[Start Excerpted data]

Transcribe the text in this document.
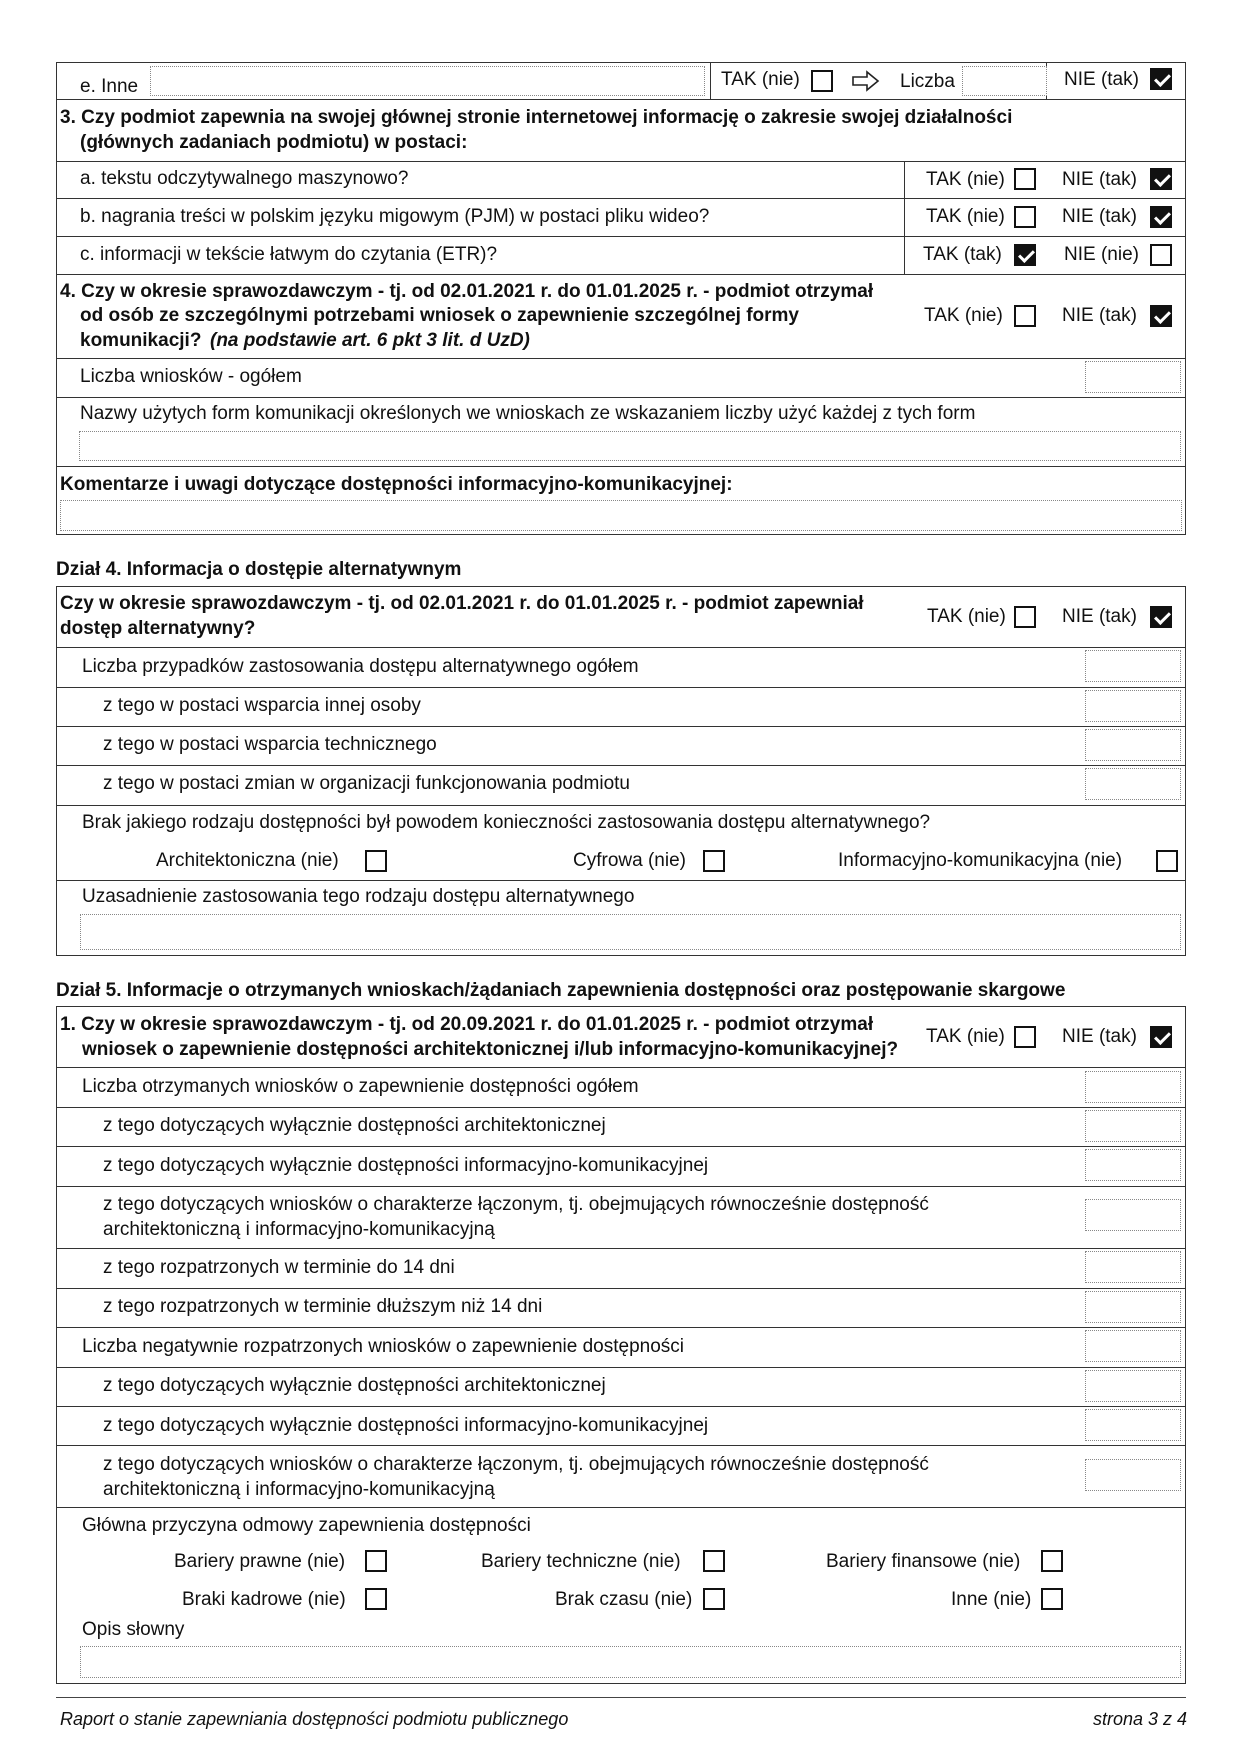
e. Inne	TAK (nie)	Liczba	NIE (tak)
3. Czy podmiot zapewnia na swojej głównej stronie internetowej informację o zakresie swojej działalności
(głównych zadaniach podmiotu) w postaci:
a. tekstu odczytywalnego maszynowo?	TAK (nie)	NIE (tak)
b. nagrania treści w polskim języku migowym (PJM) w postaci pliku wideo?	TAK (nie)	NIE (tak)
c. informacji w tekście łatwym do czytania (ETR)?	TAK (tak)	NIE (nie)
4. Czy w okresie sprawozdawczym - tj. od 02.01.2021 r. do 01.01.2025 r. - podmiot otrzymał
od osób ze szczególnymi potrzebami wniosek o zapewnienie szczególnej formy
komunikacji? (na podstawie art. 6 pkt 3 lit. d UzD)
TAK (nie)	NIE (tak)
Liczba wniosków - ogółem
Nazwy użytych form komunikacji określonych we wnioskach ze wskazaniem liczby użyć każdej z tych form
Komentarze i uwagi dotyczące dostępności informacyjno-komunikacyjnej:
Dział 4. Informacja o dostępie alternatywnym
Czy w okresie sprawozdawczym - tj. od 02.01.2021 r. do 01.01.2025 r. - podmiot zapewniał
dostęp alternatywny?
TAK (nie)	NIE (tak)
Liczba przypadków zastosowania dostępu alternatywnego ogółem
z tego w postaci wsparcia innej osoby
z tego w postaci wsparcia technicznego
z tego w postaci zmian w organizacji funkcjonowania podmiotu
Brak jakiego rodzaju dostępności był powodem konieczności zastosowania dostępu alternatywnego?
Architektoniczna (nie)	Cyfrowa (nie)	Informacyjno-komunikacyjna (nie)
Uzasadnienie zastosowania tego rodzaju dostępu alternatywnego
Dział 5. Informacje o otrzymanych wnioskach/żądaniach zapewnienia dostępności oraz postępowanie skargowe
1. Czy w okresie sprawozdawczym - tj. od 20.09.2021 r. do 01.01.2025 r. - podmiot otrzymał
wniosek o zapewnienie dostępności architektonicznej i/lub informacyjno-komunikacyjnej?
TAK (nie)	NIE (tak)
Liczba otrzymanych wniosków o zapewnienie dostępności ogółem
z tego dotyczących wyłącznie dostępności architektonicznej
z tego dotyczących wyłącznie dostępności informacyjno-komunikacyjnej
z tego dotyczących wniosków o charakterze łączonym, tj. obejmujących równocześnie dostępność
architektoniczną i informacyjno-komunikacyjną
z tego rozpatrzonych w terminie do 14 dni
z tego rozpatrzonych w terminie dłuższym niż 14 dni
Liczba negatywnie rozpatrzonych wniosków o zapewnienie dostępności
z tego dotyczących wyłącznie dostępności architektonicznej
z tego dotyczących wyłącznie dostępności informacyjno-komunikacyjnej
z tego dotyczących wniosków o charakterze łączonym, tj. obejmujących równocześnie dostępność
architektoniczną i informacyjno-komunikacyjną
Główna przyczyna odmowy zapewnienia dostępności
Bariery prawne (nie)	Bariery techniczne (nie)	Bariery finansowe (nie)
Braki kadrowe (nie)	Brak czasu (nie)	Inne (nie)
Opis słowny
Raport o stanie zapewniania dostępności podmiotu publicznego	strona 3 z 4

[End Excerpted data]

• **Challenge**
Each record must be quoted in full and exactly. Do not include the pictures.

• **Result for this exercise**
Transcribe the text in this document.
e. Inne	TAK (nie)	Liczba	NIE (tak)
3. Czy podmiot zapewnia na swojej głównej stronie internetowej informację o zakresie swojej działalności
(głównych zadaniach podmiotu) w postaci:
a. tekstu odczytywalnego maszynowo?	TAK (nie)	NIE (tak)
b. nagrania treści w polskim języku migowym (PJM) w postaci pliku wideo?	TAK (nie)	NIE (tak)
c. informacji w tekście łatwym do czytania (ETR)?	TAK (tak)	NIE (nie)
4. Czy w okresie sprawozdawczym - tj. od 02.01.2021 r. do 01.01.2025 r. - podmiot otrzymał
od osób ze szczególnymi potrzebami wniosek o zapewnienie szczególnej formy
komunikacji? (na podstawie art. 6 pkt 3 lit. d UzD)
TAK (nie)	NIE (tak)
Liczba wniosków - ogółem
Nazwy użytych form komunikacji określonych we wnioskach ze wskazaniem liczby użyć każdej z tych form
Komentarze i uwagi dotyczące dostępności informacyjno-komunikacyjnej:
Dział 4. Informacja o dostępie alternatywnym
Czy w okresie sprawozdawczym - tj. od 02.01.2021 r. do 01.01.2025 r. - podmiot zapewniał
dostęp alternatywny?
TAK (nie)	NIE (tak)
Liczba przypadków zastosowania dostępu alternatywnego ogółem
z tego w postaci wsparcia innej osoby
z tego w postaci wsparcia technicznego
z tego w postaci zmian w organizacji funkcjonowania podmiotu
Brak jakiego rodzaju dostępności był powodem konieczności zastosowania dostępu alternatywnego?
Architektoniczna (nie)	Cyfrowa (nie)	Informacyjno-komunikacyjna (nie)
Uzasadnienie zastosowania tego rodzaju dostępu alternatywnego
Dział 5. Informacje o otrzymanych wnioskach/żądaniach zapewnienia dostępności oraz postępowanie skargowe
1. Czy w okresie sprawozdawczym - tj. od 20.09.2021 r. do 01.01.2025 r. - podmiot otrzymał
wniosek o zapewnienie dostępności architektonicznej i/lub informacyjno-komunikacyjnej?
TAK (nie)	NIE (tak)
Liczba otrzymanych wniosków o zapewnienie dostępności ogółem
z tego dotyczących wyłącznie dostępności architektonicznej
z tego dotyczących wyłącznie dostępności informacyjno-komunikacyjnej
z tego dotyczących wniosków o charakterze łączonym, tj. obejmujących równocześnie dostępność
architektoniczną i informacyjno-komunikacyjną
z tego rozpatrzonych w terminie do 14 dni
z tego rozpatrzonych w terminie dłuższym niż 14 dni
Liczba negatywnie rozpatrzonych wniosków o zapewnienie dostępności
z tego dotyczących wyłącznie dostępności architektonicznej
z tego dotyczących wyłącznie dostępności informacyjno-komunikacyjnej
z tego dotyczących wniosków o charakterze łączonym, tj. obejmujących równocześnie dostępność
architektoniczną i informacyjno-komunikacyjną
Główna przyczyna odmowy zapewnienia dostępności
Bariery prawne (nie)	Bariery techniczne (nie)	Bariery finansowe (nie)
Braki kadrowe (nie)	Brak czasu (nie)	Inne (nie)
Opis słowny
Raport o stanie zapewniania dostępności podmiotu publicznego	strona 3 z 4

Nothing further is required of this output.